Output only the lines that run from the line holding "Serialize everything readable" to the end of the data below, including both ends, without any pictures.
--- Start THE DATA ---
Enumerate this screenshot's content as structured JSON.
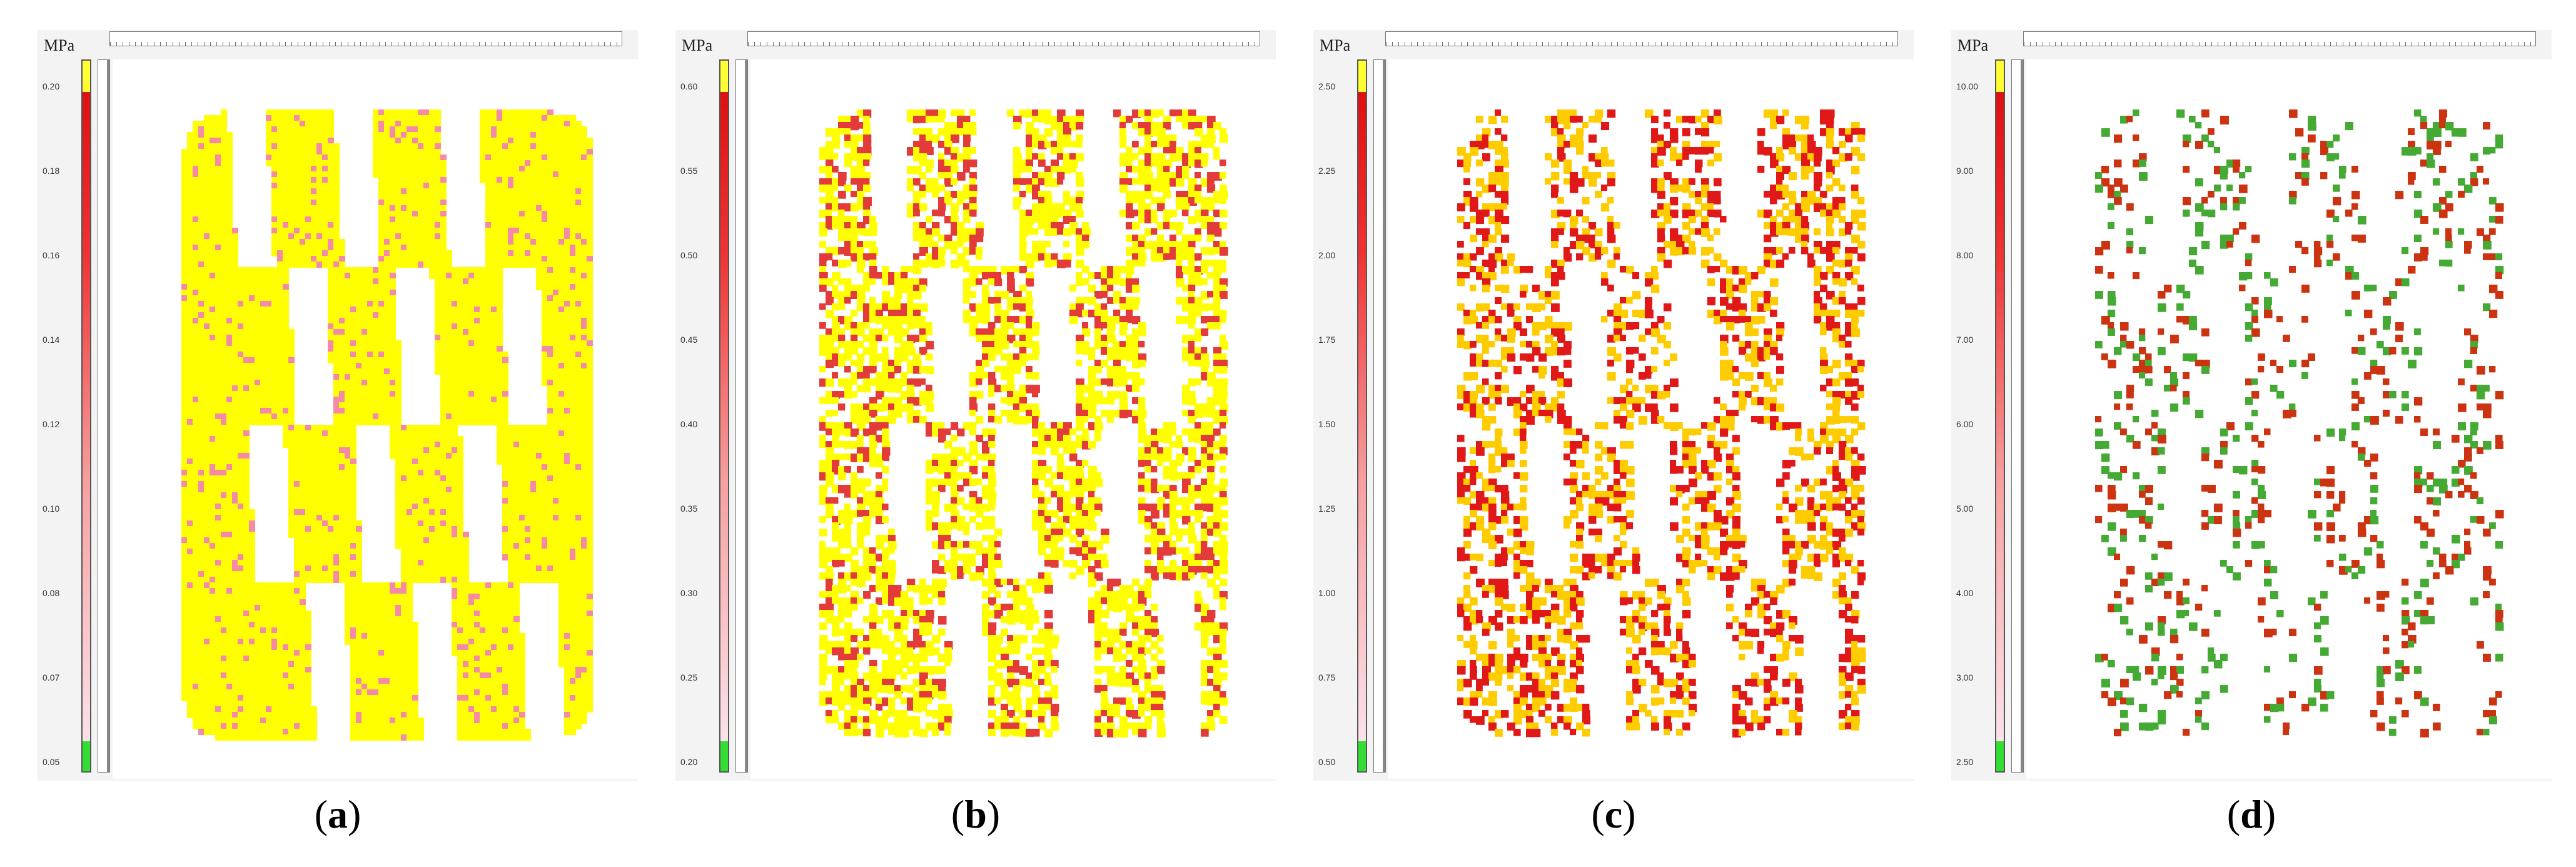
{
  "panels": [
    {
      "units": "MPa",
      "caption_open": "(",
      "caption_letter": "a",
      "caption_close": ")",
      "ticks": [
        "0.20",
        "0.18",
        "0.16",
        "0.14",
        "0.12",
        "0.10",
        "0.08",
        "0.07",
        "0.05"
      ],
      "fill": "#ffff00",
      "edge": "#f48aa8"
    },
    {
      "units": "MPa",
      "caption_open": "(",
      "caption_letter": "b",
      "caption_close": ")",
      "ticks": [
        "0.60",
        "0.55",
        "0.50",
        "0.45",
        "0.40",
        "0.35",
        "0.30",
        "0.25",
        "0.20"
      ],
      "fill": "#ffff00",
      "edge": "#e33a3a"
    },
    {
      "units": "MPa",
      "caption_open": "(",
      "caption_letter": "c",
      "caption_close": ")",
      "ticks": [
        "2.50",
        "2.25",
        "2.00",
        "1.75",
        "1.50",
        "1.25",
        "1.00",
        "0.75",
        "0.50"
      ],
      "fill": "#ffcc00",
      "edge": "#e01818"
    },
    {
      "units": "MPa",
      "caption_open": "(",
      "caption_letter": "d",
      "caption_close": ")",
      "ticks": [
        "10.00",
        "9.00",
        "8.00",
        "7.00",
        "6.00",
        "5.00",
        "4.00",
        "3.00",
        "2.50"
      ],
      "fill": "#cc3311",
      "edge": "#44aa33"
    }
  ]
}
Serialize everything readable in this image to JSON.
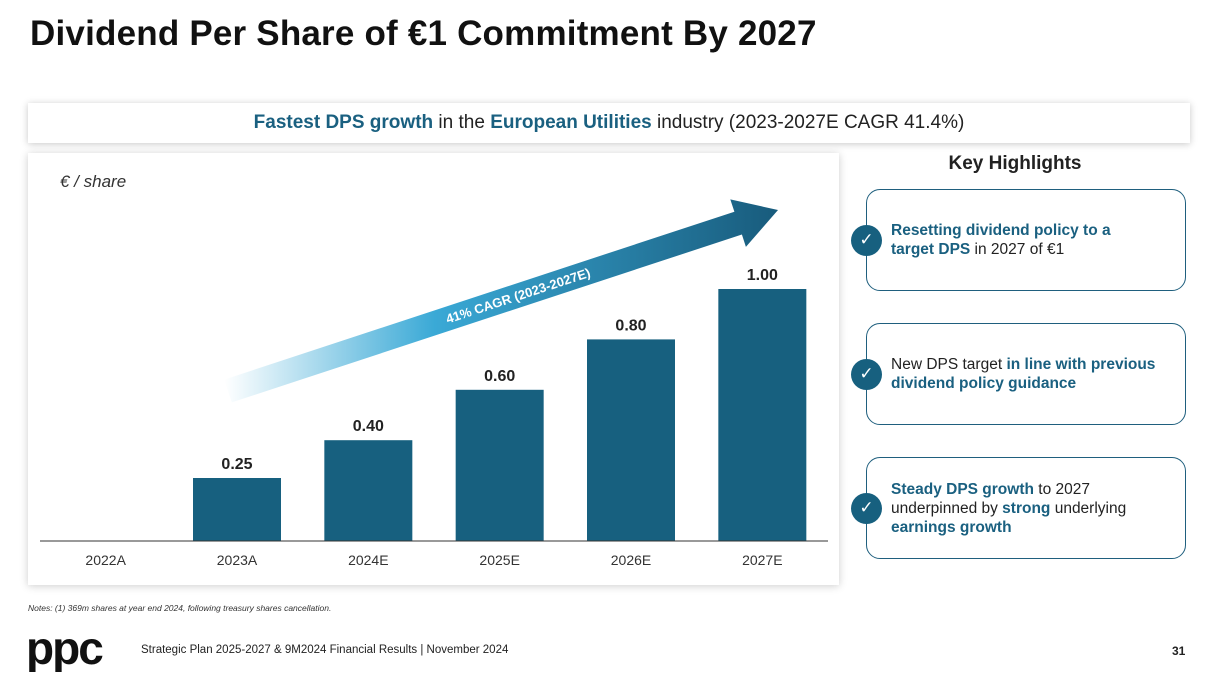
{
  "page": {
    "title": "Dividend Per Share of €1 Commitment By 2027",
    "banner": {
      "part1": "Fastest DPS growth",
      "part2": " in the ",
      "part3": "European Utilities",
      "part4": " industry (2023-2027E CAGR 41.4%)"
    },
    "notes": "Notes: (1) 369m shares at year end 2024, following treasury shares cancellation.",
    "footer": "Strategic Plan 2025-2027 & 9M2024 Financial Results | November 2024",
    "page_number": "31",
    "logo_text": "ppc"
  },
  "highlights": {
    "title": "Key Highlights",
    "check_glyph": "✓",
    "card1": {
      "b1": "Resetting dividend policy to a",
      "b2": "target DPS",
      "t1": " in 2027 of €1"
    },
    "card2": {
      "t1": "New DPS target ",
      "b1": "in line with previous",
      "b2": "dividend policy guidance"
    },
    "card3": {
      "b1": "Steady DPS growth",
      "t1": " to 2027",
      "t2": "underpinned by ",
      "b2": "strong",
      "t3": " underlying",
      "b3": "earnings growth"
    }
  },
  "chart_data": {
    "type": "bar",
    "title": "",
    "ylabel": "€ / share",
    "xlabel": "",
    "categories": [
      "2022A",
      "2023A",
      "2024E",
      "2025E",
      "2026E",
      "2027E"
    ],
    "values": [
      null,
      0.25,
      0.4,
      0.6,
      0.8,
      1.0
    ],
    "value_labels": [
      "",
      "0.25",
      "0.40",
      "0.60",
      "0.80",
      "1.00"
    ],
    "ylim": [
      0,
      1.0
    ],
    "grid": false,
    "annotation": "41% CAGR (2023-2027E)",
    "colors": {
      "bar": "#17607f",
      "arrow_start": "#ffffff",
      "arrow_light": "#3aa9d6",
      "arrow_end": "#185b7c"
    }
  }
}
--- End THE DATA ---
## WRITTEN RESPONSE
Serialize everything readable in this image to JSON.
{
  "page": {
    "title": "Dividend Per Share of €1 Commitment By 2027",
    "banner": {
      "part1": "Fastest DPS growth",
      "part2": " in the ",
      "part3": "European Utilities",
      "part4": " industry (2023-2027E CAGR 41.4%)"
    },
    "notes": "Notes: (1) 369m shares at year end 2024, following treasury shares cancellation.",
    "footer": "Strategic Plan 2025-2027 & 9M2024 Financial Results | November 2024",
    "page_number": "31",
    "logo_text": "ppc"
  },
  "highlights": {
    "title": "Key Highlights",
    "check_glyph": "✓",
    "card1": {
      "b1": "Resetting dividend policy to a",
      "b2": "target DPS",
      "t1": " in 2027 of €1"
    },
    "card2": {
      "t1": "New DPS target ",
      "b1": "in line with previous",
      "b2": "dividend policy guidance"
    },
    "card3": {
      "b1": "Steady DPS growth",
      "t1": " to 2027",
      "t2": "underpinned by ",
      "b2": "strong",
      "t3": " underlying",
      "b3": "earnings growth"
    }
  },
  "chart_data": {
    "type": "bar",
    "title": "",
    "ylabel": "€ / share",
    "xlabel": "",
    "categories": [
      "2022A",
      "2023A",
      "2024E",
      "2025E",
      "2026E",
      "2027E"
    ],
    "values": [
      null,
      0.25,
      0.4,
      0.6,
      0.8,
      1.0
    ],
    "value_labels": [
      "",
      "0.25",
      "0.40",
      "0.60",
      "0.80",
      "1.00"
    ],
    "ylim": [
      0,
      1.0
    ],
    "grid": false,
    "annotation": "41% CAGR (2023-2027E)",
    "colors": {
      "bar": "#17607f",
      "arrow_start": "#ffffff",
      "arrow_light": "#3aa9d6",
      "arrow_end": "#185b7c"
    }
  }
}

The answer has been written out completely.